*COMPITO 1*.
Stabilisci se le affermazioni (a), (b) e (c) concordano con il brano su astronauti e militari. Per ciascuna rispondi sì o no, citando esattamente le parole decisive del brano.
(a) Il prossimo obiettivo del volo spaziale è portare gli astronauti su Marte.
(b) Prima di coinvolgere i militari sono stati interpellati venti astronauti.
(c) I militari coinvolti hanno compiuto missioni soltanto all'estero.

----- BRANO DA LEGGERE

Un'indagine pilota ha esplorato il rapporto di astronauti e militari con l'alimentazione e con gli oggetti durante missioni lontane da casa

Di Cristina Peluso, Guest

Pubblicato il 14 Mar. 2024

Astronauti e militari

di Peluso C., Reghin C., De Marco, I.

Il prossimo obiettivo del volo spaziale prevede di portare gli astronauti su Marte, raggiungendo un nuovo ed entusiasmante traguardo. Tuttavia, uno dei problemi ancora oggi irrisolti, oltre alla conservazione del cibo, è come riuscire a fare in modo che l’astronauta possa sentirsi vicino alla propria terra ed ai propri familiari attraverso piccoli accorgimenti, quali la connessione con gli oggetti personali scelti da portare con sé ed il cibo che possono assaporare nello spazio. Dopo aver interpellato in merito dieci astronauti si è ipotizzato che anche sulla Terra si possano utilizzare delle strategie per sentirsi vicini alla propria casa ed alla propria famiglia quando si affrontano delle imprese potenzialmente trasformative. Si è pensato quindi di sottoporre le medesime domande ad alcuni militari dell’Esercito Italiano che abbiano compiuto delle missioni (sia in Italia che all’estero), per esplorare questi aspetti.

----------
----- DATI GREZZI

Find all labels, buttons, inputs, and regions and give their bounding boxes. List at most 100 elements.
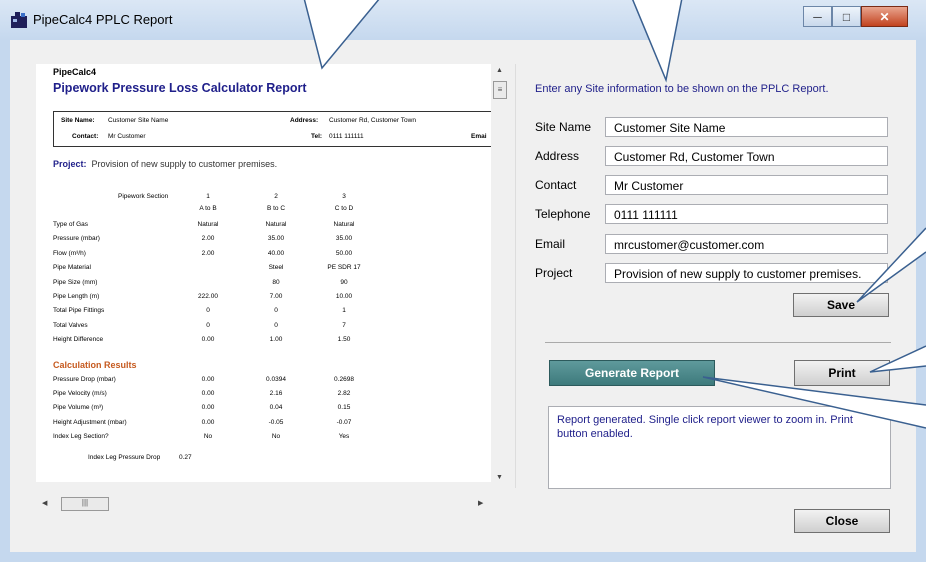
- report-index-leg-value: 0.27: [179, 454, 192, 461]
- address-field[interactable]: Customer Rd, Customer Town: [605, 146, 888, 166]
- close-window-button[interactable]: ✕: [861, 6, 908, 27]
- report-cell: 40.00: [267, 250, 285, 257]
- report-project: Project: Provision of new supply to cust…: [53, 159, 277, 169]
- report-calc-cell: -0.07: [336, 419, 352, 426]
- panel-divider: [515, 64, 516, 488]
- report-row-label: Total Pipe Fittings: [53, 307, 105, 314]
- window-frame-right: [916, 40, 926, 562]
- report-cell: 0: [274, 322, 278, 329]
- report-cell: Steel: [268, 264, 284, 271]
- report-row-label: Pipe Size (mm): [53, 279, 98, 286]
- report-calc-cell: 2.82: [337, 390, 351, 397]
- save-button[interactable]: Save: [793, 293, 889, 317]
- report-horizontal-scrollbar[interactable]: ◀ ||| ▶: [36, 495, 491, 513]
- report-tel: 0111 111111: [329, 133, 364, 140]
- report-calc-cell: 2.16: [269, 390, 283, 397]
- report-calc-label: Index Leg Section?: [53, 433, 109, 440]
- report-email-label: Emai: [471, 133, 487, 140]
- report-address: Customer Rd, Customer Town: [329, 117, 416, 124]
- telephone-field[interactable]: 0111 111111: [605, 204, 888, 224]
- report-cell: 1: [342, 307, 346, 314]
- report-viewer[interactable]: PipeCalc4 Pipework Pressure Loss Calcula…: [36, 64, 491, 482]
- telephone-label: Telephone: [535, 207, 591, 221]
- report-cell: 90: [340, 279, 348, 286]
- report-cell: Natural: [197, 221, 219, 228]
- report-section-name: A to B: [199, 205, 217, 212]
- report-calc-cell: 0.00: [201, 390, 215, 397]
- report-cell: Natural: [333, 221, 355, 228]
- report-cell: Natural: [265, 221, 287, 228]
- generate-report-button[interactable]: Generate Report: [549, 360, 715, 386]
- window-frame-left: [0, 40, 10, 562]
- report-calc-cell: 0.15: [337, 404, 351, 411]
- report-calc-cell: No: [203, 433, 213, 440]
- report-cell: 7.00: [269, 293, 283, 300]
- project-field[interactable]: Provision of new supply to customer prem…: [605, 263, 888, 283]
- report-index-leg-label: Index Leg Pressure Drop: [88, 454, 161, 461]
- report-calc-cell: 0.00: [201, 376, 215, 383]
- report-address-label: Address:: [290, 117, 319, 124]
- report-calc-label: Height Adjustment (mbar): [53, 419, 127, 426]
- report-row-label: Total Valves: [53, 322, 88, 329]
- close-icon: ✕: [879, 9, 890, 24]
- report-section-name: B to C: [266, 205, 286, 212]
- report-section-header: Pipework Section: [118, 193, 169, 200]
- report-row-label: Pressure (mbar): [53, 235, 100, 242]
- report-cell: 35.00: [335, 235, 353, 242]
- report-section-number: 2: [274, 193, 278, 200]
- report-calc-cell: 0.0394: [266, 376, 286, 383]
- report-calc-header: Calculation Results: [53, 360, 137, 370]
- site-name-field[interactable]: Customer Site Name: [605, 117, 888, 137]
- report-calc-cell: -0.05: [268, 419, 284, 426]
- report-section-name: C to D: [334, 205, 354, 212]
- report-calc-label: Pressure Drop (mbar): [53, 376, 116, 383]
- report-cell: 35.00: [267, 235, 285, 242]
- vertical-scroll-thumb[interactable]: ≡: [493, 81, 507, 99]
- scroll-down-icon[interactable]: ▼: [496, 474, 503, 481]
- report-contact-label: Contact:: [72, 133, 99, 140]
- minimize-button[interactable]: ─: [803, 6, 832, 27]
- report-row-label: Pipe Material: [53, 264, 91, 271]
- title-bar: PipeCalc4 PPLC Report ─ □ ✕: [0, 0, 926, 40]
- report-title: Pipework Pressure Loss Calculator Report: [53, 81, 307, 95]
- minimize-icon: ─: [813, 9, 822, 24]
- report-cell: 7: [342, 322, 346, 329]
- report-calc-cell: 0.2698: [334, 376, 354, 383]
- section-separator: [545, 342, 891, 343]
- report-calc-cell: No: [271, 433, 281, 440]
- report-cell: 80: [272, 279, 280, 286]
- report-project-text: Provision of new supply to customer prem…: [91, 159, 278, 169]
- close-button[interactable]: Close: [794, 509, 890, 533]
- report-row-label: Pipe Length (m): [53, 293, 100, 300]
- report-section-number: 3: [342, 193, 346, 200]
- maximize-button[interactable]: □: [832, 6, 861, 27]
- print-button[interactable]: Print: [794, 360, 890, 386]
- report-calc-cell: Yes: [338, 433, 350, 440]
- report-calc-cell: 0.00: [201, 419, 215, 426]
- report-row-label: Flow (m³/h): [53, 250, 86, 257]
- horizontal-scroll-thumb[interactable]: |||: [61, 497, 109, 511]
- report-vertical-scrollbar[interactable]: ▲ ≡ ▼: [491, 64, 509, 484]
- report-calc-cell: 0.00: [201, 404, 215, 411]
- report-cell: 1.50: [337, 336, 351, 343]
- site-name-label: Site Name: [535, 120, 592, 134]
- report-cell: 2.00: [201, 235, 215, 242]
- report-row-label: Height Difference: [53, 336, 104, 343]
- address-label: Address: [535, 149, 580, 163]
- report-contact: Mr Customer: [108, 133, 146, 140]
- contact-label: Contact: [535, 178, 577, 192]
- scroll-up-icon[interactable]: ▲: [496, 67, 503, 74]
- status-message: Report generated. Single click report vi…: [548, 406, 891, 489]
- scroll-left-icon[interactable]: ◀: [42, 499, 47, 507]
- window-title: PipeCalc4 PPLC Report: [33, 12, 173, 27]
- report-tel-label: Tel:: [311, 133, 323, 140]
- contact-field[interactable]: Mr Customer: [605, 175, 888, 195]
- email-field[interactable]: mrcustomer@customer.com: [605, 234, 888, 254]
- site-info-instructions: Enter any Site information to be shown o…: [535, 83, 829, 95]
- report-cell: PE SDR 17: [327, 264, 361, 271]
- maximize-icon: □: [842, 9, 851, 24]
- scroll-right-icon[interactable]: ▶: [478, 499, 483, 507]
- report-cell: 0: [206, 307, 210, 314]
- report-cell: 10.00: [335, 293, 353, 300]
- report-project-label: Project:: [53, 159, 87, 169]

----------

*COMPITO 2*. Riporta come lista JSON di stringhe le righe delle voci dei dati raccolti, una stringa per riga e senza righe vuote. Parti dalla riga che contiene "- report-index-leg-value: 0.27: [179, 454, 192, 461]" e arriva fino a quella che contiene "- report-tel: 0111", entrambe incluse.

*SOLUZIONE 1*.
(a) Sì: "Il prossimo obiettivo del volo spaziale prevede di portare gli astronauti su Marte"
(b) No: "Dopo aver interpellato in merito dieci astronauti"
(c) No: "sia in Italia che all’estero"

*SOLUZIONE 2*.
[
  "- report-index-leg-value: 0.27: [179, 454, 192, 461]",
  "- address-field[interactable]: Customer Rd, Customer Town: [605, 146, 888, 166]",
  "- close-window-button[interactable]: ✕: [861, 6, 908, 27]",
  "- report-cell: 40.00: [267, 250, 285, 257]",
  "- report-project: Project: Provision of new supply to cust…: [53, 159, 277, 169]",
  "- report-calc-cell: -0.07: [336, 419, 352, 426]",
  "- panel-divider: [515, 64, 516, 488]",
  "- report-row-label: Total Pipe Fittings: [53, 307, 105, 314]",
  "- window-frame-right: [916, 40, 926, 562]",
  "- report-cell: 0: [274, 322, 278, 329]",
  "- report-cell: Steel: [268, 264, 284, 271]",
  "- report-row-label: Pipe Size (mm): [53, 279, 98, 286]",
  "- report-calc-cell: 2.82: [337, 390, 351, 397]",
  "- save-button[interactable]: Save: [793, 293, 889, 317]",
  "- report-horizontal-scrollbar[interactable]: ◀ ||| ▶: [36, 495, 491, 513]",
  "- report-tel: 0111 111111: [329, 133, 364, 140]"
]